Set exercise - Reproduce every entry exactly, without alteration.
- - - -
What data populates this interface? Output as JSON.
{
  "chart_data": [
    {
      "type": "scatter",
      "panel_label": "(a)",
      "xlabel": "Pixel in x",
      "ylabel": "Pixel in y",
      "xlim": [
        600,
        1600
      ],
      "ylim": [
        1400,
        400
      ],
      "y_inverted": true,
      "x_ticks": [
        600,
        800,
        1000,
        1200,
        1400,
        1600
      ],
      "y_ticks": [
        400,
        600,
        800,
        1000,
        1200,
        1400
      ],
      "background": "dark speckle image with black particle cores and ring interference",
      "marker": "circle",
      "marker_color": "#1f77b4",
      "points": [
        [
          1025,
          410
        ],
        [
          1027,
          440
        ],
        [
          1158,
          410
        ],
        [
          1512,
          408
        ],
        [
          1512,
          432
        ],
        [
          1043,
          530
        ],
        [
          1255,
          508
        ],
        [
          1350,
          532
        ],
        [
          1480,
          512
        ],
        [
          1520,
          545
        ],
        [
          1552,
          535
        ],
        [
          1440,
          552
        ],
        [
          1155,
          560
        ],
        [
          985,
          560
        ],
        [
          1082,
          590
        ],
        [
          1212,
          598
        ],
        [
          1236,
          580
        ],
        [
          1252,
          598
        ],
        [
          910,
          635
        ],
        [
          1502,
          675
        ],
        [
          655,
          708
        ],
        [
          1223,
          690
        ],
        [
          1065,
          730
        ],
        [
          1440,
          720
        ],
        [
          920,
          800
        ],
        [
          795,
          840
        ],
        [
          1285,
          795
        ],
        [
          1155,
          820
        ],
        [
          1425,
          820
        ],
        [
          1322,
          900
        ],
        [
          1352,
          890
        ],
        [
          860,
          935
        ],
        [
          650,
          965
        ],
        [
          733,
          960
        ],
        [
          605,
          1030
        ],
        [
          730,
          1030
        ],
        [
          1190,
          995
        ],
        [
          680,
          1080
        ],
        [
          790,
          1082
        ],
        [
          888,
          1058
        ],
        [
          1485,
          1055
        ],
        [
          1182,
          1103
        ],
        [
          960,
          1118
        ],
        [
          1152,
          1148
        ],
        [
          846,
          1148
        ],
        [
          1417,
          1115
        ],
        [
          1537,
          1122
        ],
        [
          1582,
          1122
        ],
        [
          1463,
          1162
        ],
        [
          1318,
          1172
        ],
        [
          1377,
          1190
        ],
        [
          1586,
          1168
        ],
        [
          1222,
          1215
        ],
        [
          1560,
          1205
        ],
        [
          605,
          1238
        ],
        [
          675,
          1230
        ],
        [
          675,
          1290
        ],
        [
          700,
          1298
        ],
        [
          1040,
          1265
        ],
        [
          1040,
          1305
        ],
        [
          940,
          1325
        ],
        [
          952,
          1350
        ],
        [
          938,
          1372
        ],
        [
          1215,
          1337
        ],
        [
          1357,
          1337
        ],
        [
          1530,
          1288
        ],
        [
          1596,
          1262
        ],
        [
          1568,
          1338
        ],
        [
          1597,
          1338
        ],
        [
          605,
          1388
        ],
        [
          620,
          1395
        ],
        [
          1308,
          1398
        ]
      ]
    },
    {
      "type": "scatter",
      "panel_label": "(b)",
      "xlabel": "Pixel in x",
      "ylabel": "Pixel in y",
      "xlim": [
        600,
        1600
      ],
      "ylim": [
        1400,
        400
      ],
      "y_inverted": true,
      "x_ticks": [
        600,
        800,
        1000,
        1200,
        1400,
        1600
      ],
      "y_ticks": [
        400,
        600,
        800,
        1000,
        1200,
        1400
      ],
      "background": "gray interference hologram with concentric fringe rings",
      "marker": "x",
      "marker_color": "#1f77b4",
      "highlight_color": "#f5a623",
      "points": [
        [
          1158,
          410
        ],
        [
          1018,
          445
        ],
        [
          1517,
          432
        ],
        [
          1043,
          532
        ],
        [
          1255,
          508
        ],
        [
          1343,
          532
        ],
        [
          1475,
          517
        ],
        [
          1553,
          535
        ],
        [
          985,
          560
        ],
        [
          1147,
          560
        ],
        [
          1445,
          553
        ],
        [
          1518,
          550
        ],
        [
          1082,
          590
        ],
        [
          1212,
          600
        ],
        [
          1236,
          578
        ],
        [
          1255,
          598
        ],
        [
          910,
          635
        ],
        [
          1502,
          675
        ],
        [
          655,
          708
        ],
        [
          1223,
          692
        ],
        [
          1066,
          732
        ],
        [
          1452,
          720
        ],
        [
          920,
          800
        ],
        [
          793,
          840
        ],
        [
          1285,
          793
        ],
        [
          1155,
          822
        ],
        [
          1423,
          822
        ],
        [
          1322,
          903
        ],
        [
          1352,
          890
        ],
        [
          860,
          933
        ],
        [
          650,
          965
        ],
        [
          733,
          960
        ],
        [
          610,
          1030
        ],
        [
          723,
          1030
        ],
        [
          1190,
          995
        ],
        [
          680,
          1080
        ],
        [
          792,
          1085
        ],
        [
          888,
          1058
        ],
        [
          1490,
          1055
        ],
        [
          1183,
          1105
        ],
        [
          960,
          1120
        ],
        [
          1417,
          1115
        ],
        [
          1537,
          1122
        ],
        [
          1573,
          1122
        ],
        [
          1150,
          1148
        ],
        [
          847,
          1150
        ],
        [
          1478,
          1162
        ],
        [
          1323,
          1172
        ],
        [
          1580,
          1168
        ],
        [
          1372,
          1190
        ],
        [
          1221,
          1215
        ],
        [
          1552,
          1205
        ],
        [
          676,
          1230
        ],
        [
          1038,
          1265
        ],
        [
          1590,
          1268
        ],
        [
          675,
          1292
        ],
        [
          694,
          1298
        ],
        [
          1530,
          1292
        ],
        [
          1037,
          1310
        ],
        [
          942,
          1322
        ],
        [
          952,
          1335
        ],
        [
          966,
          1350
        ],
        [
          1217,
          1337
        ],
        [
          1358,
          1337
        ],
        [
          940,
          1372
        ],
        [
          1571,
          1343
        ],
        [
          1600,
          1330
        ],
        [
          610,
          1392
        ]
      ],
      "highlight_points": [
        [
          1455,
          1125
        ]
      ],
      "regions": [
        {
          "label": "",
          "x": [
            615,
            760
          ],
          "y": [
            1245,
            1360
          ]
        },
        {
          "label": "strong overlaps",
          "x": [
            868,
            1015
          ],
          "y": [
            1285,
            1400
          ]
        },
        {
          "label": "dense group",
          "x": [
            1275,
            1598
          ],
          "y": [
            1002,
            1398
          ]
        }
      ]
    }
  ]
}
- - - -
Written response -
What data populates this interface? Output as JSON.
{
  "chart_data": [
    {
      "type": "scatter",
      "panel_label": "(a)",
      "xlabel": "Pixel in x",
      "ylabel": "Pixel in y",
      "xlim": [
        600,
        1600
      ],
      "ylim": [
        1400,
        400
      ],
      "y_inverted": true,
      "x_ticks": [
        600,
        800,
        1000,
        1200,
        1400,
        1600
      ],
      "y_ticks": [
        400,
        600,
        800,
        1000,
        1200,
        1400
      ],
      "background": "dark speckle image with black particle cores and ring interference",
      "marker": "circle",
      "marker_color": "#1f77b4",
      "points": [
        [
          1025,
          410
        ],
        [
          1027,
          440
        ],
        [
          1158,
          410
        ],
        [
          1512,
          408
        ],
        [
          1512,
          432
        ],
        [
          1043,
          530
        ],
        [
          1255,
          508
        ],
        [
          1350,
          532
        ],
        [
          1480,
          512
        ],
        [
          1520,
          545
        ],
        [
          1552,
          535
        ],
        [
          1440,
          552
        ],
        [
          1155,
          560
        ],
        [
          985,
          560
        ],
        [
          1082,
          590
        ],
        [
          1212,
          598
        ],
        [
          1236,
          580
        ],
        [
          1252,
          598
        ],
        [
          910,
          635
        ],
        [
          1502,
          675
        ],
        [
          655,
          708
        ],
        [
          1223,
          690
        ],
        [
          1065,
          730
        ],
        [
          1440,
          720
        ],
        [
          920,
          800
        ],
        [
          795,
          840
        ],
        [
          1285,
          795
        ],
        [
          1155,
          820
        ],
        [
          1425,
          820
        ],
        [
          1322,
          900
        ],
        [
          1352,
          890
        ],
        [
          860,
          935
        ],
        [
          650,
          965
        ],
        [
          733,
          960
        ],
        [
          605,
          1030
        ],
        [
          730,
          1030
        ],
        [
          1190,
          995
        ],
        [
          680,
          1080
        ],
        [
          790,
          1082
        ],
        [
          888,
          1058
        ],
        [
          1485,
          1055
        ],
        [
          1182,
          1103
        ],
        [
          960,
          1118
        ],
        [
          1152,
          1148
        ],
        [
          846,
          1148
        ],
        [
          1417,
          1115
        ],
        [
          1537,
          1122
        ],
        [
          1582,
          1122
        ],
        [
          1463,
          1162
        ],
        [
          1318,
          1172
        ],
        [
          1377,
          1190
        ],
        [
          1586,
          1168
        ],
        [
          1222,
          1215
        ],
        [
          1560,
          1205
        ],
        [
          605,
          1238
        ],
        [
          675,
          1230
        ],
        [
          675,
          1290
        ],
        [
          700,
          1298
        ],
        [
          1040,
          1265
        ],
        [
          1040,
          1305
        ],
        [
          940,
          1325
        ],
        [
          952,
          1350
        ],
        [
          938,
          1372
        ],
        [
          1215,
          1337
        ],
        [
          1357,
          1337
        ],
        [
          1530,
          1288
        ],
        [
          1596,
          1262
        ],
        [
          1568,
          1338
        ],
        [
          1597,
          1338
        ],
        [
          605,
          1388
        ],
        [
          620,
          1395
        ],
        [
          1308,
          1398
        ]
      ]
    },
    {
      "type": "scatter",
      "panel_label": "(b)",
      "xlabel": "Pixel in x",
      "ylabel": "Pixel in y",
      "xlim": [
        600,
        1600
      ],
      "ylim": [
        1400,
        400
      ],
      "y_inverted": true,
      "x_ticks": [
        600,
        800,
        1000,
        1200,
        1400,
        1600
      ],
      "y_ticks": [
        400,
        600,
        800,
        1000,
        1200,
        1400
      ],
      "background": "gray interference hologram with concentric fringe rings",
      "marker": "x",
      "marker_color": "#1f77b4",
      "highlight_color": "#f5a623",
      "points": [
        [
          1158,
          410
        ],
        [
          1018,
          445
        ],
        [
          1517,
          432
        ],
        [
          1043,
          532
        ],
        [
          1255,
          508
        ],
        [
          1343,
          532
        ],
        [
          1475,
          517
        ],
        [
          1553,
          535
        ],
        [
          985,
          560
        ],
        [
          1147,
          560
        ],
        [
          1445,
          553
        ],
        [
          1518,
          550
        ],
        [
          1082,
          590
        ],
        [
          1212,
          600
        ],
        [
          1236,
          578
        ],
        [
          1255,
          598
        ],
        [
          910,
          635
        ],
        [
          1502,
          675
        ],
        [
          655,
          708
        ],
        [
          1223,
          692
        ],
        [
          1066,
          732
        ],
        [
          1452,
          720
        ],
        [
          920,
          800
        ],
        [
          793,
          840
        ],
        [
          1285,
          793
        ],
        [
          1155,
          822
        ],
        [
          1423,
          822
        ],
        [
          1322,
          903
        ],
        [
          1352,
          890
        ],
        [
          860,
          933
        ],
        [
          650,
          965
        ],
        [
          733,
          960
        ],
        [
          610,
          1030
        ],
        [
          723,
          1030
        ],
        [
          1190,
          995
        ],
        [
          680,
          1080
        ],
        [
          792,
          1085
        ],
        [
          888,
          1058
        ],
        [
          1490,
          1055
        ],
        [
          1183,
          1105
        ],
        [
          960,
          1120
        ],
        [
          1417,
          1115
        ],
        [
          1537,
          1122
        ],
        [
          1573,
          1122
        ],
        [
          1150,
          1148
        ],
        [
          847,
          1150
        ],
        [
          1478,
          1162
        ],
        [
          1323,
          1172
        ],
        [
          1580,
          1168
        ],
        [
          1372,
          1190
        ],
        [
          1221,
          1215
        ],
        [
          1552,
          1205
        ],
        [
          676,
          1230
        ],
        [
          1038,
          1265
        ],
        [
          1590,
          1268
        ],
        [
          675,
          1292
        ],
        [
          694,
          1298
        ],
        [
          1530,
          1292
        ],
        [
          1037,
          1310
        ],
        [
          942,
          1322
        ],
        [
          952,
          1335
        ],
        [
          966,
          1350
        ],
        [
          1217,
          1337
        ],
        [
          1358,
          1337
        ],
        [
          940,
          1372
        ],
        [
          1571,
          1343
        ],
        [
          1600,
          1330
        ],
        [
          610,
          1392
        ]
      ],
      "highlight_points": [
        [
          1455,
          1125
        ]
      ],
      "regions": [
        {
          "label": "",
          "x": [
            615,
            760
          ],
          "y": [
            1245,
            1360
          ]
        },
        {
          "label": "strong overlaps",
          "x": [
            868,
            1015
          ],
          "y": [
            1285,
            1400
          ]
        },
        {
          "label": "dense group",
          "x": [
            1275,
            1598
          ],
          "y": [
            1002,
            1398
          ]
        }
      ]
    }
  ]
}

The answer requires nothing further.